**Records provided:**
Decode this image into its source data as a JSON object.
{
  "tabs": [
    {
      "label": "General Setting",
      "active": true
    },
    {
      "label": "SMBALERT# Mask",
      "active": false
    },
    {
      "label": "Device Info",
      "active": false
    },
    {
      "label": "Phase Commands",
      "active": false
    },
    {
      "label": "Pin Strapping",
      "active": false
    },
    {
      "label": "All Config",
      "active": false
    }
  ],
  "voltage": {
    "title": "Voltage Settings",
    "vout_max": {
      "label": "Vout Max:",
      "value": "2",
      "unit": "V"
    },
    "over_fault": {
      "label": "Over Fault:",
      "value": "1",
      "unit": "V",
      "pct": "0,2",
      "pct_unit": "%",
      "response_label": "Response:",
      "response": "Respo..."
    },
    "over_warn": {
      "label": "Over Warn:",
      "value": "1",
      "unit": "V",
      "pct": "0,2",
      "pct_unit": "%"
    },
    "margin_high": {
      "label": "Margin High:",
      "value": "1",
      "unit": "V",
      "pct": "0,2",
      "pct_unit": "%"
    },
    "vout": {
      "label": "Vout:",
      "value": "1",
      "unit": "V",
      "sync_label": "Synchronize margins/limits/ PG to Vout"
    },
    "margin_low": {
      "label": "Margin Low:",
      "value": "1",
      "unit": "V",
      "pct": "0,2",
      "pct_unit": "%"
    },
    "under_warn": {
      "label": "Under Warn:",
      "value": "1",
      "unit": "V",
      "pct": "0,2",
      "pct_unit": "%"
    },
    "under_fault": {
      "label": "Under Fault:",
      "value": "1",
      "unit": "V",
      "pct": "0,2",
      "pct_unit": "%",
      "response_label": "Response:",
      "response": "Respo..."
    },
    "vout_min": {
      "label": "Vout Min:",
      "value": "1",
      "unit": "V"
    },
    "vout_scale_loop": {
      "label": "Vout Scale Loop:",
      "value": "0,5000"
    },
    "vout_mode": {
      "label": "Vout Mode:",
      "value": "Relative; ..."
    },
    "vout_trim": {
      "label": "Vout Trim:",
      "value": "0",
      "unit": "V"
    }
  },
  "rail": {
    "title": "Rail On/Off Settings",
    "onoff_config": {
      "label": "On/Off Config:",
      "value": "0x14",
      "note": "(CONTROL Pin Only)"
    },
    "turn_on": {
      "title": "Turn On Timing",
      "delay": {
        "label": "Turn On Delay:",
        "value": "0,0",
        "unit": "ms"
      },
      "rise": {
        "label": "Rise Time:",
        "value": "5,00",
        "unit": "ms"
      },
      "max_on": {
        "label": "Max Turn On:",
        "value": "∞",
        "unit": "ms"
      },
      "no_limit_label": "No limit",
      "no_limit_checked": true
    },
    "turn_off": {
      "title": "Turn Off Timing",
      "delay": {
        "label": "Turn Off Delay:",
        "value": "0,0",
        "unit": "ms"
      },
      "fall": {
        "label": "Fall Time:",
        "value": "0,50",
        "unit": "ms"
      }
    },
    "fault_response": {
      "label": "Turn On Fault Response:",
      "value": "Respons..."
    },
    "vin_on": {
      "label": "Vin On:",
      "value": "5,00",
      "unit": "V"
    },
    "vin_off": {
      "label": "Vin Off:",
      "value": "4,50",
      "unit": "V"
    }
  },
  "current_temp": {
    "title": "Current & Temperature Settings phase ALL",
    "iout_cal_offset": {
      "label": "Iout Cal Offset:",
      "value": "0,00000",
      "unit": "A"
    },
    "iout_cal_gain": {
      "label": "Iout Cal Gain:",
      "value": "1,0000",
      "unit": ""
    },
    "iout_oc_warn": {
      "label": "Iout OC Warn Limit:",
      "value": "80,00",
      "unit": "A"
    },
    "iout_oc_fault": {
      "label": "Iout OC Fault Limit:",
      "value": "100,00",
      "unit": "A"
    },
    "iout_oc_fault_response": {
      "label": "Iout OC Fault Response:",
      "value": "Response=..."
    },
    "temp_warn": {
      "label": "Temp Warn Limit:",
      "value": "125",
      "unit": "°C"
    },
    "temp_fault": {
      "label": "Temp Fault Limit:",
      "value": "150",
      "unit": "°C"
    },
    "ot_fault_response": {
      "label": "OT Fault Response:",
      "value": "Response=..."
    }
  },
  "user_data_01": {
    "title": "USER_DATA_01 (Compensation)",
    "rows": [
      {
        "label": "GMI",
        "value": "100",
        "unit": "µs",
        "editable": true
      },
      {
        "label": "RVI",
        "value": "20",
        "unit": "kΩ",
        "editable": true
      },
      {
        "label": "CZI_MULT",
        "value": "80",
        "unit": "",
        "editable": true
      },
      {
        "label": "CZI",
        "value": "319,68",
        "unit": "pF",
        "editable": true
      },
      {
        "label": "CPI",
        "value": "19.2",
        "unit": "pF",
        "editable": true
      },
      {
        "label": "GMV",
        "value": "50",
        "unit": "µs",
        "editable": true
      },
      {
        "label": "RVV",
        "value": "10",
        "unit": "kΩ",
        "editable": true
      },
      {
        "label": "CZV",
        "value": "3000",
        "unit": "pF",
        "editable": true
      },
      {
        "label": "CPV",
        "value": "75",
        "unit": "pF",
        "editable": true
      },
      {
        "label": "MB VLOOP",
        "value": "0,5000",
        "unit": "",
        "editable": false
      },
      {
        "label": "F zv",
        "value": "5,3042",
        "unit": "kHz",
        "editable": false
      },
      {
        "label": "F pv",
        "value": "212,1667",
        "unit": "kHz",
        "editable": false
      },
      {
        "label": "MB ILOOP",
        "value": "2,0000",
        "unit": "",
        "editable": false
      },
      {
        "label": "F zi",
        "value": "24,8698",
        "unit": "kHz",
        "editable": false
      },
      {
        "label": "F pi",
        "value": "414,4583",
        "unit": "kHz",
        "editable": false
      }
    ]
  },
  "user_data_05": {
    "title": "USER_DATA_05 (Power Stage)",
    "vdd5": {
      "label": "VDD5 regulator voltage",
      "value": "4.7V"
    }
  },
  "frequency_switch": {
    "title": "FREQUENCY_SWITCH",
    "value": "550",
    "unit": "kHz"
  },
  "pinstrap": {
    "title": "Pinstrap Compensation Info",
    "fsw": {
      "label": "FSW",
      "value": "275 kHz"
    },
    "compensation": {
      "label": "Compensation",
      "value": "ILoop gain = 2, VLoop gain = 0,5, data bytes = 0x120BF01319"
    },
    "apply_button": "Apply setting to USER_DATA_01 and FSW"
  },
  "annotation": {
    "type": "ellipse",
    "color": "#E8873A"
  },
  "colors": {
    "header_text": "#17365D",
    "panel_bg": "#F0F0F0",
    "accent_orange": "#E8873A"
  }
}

**Exercise goal:** Extract the listing in its entirety and repeat it exactly.

**Task result:**
Decode this image into its source data as a JSON object.
{
  "tabs": [
    {
      "label": "General Setting",
      "active": true
    },
    {
      "label": "SMBALERT# Mask",
      "active": false
    },
    {
      "label": "Device Info",
      "active": false
    },
    {
      "label": "Phase Commands",
      "active": false
    },
    {
      "label": "Pin Strapping",
      "active": false
    },
    {
      "label": "All Config",
      "active": false
    }
  ],
  "voltage": {
    "title": "Voltage Settings",
    "vout_max": {
      "label": "Vout Max:",
      "value": "2",
      "unit": "V"
    },
    "over_fault": {
      "label": "Over Fault:",
      "value": "1",
      "unit": "V",
      "pct": "0,2",
      "pct_unit": "%",
      "response_label": "Response:",
      "response": "Respo..."
    },
    "over_warn": {
      "label": "Over Warn:",
      "value": "1",
      "unit": "V",
      "pct": "0,2",
      "pct_unit": "%"
    },
    "margin_high": {
      "label": "Margin High:",
      "value": "1",
      "unit": "V",
      "pct": "0,2",
      "pct_unit": "%"
    },
    "vout": {
      "label": "Vout:",
      "value": "1",
      "unit": "V",
      "sync_label": "Synchronize margins/limits/ PG to Vout"
    },
    "margin_low": {
      "label": "Margin Low:",
      "value": "1",
      "unit": "V",
      "pct": "0,2",
      "pct_unit": "%"
    },
    "under_warn": {
      "label": "Under Warn:",
      "value": "1",
      "unit": "V",
      "pct": "0,2",
      "pct_unit": "%"
    },
    "under_fault": {
      "label": "Under Fault:",
      "value": "1",
      "unit": "V",
      "pct": "0,2",
      "pct_unit": "%",
      "response_label": "Response:",
      "response": "Respo..."
    },
    "vout_min": {
      "label": "Vout Min:",
      "value": "1",
      "unit": "V"
    },
    "vout_scale_loop": {
      "label": "Vout Scale Loop:",
      "value": "0,5000"
    },
    "vout_mode": {
      "label": "Vout Mode:",
      "value": "Relative; ..."
    },
    "vout_trim": {
      "label": "Vout Trim:",
      "value": "0",
      "unit": "V"
    }
  },
  "rail": {
    "title": "Rail On/Off Settings",
    "onoff_config": {
      "label": "On/Off Config:",
      "value": "0x14",
      "note": "(CONTROL Pin Only)"
    },
    "turn_on": {
      "title": "Turn On Timing",
      "delay": {
        "label": "Turn On Delay:",
        "value": "0,0",
        "unit": "ms"
      },
      "rise": {
        "label": "Rise Time:",
        "value": "5,00",
        "unit": "ms"
      },
      "max_on": {
        "label": "Max Turn On:",
        "value": "∞",
        "unit": "ms"
      },
      "no_limit_label": "No limit",
      "no_limit_checked": true
    },
    "turn_off": {
      "title": "Turn Off Timing",
      "delay": {
        "label": "Turn Off Delay:",
        "value": "0,0",
        "unit": "ms"
      },
      "fall": {
        "label": "Fall Time:",
        "value": "0,50",
        "unit": "ms"
      }
    },
    "fault_response": {
      "label": "Turn On Fault Response:",
      "value": "Respons..."
    },
    "vin_on": {
      "label": "Vin On:",
      "value": "5,00",
      "unit": "V"
    },
    "vin_off": {
      "label": "Vin Off:",
      "value": "4,50",
      "unit": "V"
    }
  },
  "current_temp": {
    "title": "Current & Temperature Settings phase ALL",
    "iout_cal_offset": {
      "label": "Iout Cal Offset:",
      "value": "0,00000",
      "unit": "A"
    },
    "iout_cal_gain": {
      "label": "Iout Cal Gain:",
      "value": "1,0000",
      "unit": ""
    },
    "iout_oc_warn": {
      "label": "Iout OC Warn Limit:",
      "value": "80,00",
      "unit": "A"
    },
    "iout_oc_fault": {
      "label": "Iout OC Fault Limit:",
      "value": "100,00",
      "unit": "A"
    },
    "iout_oc_fault_response": {
      "label": "Iout OC Fault Response:",
      "value": "Response=..."
    },
    "temp_warn": {
      "label": "Temp Warn Limit:",
      "value": "125",
      "unit": "°C"
    },
    "temp_fault": {
      "label": "Temp Fault Limit:",
      "value": "150",
      "unit": "°C"
    },
    "ot_fault_response": {
      "label": "OT Fault Response:",
      "value": "Response=..."
    }
  },
  "user_data_01": {
    "title": "USER_DATA_01 (Compensation)",
    "rows": [
      {
        "label": "GMI",
        "value": "100",
        "unit": "µs",
        "editable": true
      },
      {
        "label": "RVI",
        "value": "20",
        "unit": "kΩ",
        "editable": true
      },
      {
        "label": "CZI_MULT",
        "value": "80",
        "unit": "",
        "editable": true
      },
      {
        "label": "CZI",
        "value": "319,68",
        "unit": "pF",
        "editable": true
      },
      {
        "label": "CPI",
        "value": "19.2",
        "unit": "pF",
        "editable": true
      },
      {
        "label": "GMV",
        "value": "50",
        "unit": "µs",
        "editable": true
      },
      {
        "label": "RVV",
        "value": "10",
        "unit": "kΩ",
        "editable": true
      },
      {
        "label": "CZV",
        "value": "3000",
        "unit": "pF",
        "editable": true
      },
      {
        "label": "CPV",
        "value": "75",
        "unit": "pF",
        "editable": true
      },
      {
        "label": "MB VLOOP",
        "value": "0,5000",
        "unit": "",
        "editable": false
      },
      {
        "label": "F zv",
        "value": "5,3042",
        "unit": "kHz",
        "editable": false
      },
      {
        "label": "F pv",
        "value": "212,1667",
        "unit": "kHz",
        "editable": false
      },
      {
        "label": "MB ILOOP",
        "value": "2,0000",
        "unit": "",
        "editable": false
      },
      {
        "label": "F zi",
        "value": "24,8698",
        "unit": "kHz",
        "editable": false
      },
      {
        "label": "F pi",
        "value": "414,4583",
        "unit": "kHz",
        "editable": false
      }
    ]
  },
  "user_data_05": {
    "title": "USER_DATA_05 (Power Stage)",
    "vdd5": {
      "label": "VDD5 regulator voltage",
      "value": "4.7V"
    }
  },
  "frequency_switch": {
    "title": "FREQUENCY_SWITCH",
    "value": "550",
    "unit": "kHz"
  },
  "pinstrap": {
    "title": "Pinstrap Compensation Info",
    "fsw": {
      "label": "FSW",
      "value": "275 kHz"
    },
    "compensation": {
      "label": "Compensation",
      "value": "ILoop gain = 2, VLoop gain = 0,5, data bytes = 0x120BF01319"
    },
    "apply_button": "Apply setting to USER_DATA_01 and FSW"
  },
  "annotation": {
    "type": "ellipse",
    "color": "#E8873A"
  },
  "colors": {
    "header_text": "#17365D",
    "panel_bg": "#F0F0F0",
    "accent_orange": "#E8873A"
  }
}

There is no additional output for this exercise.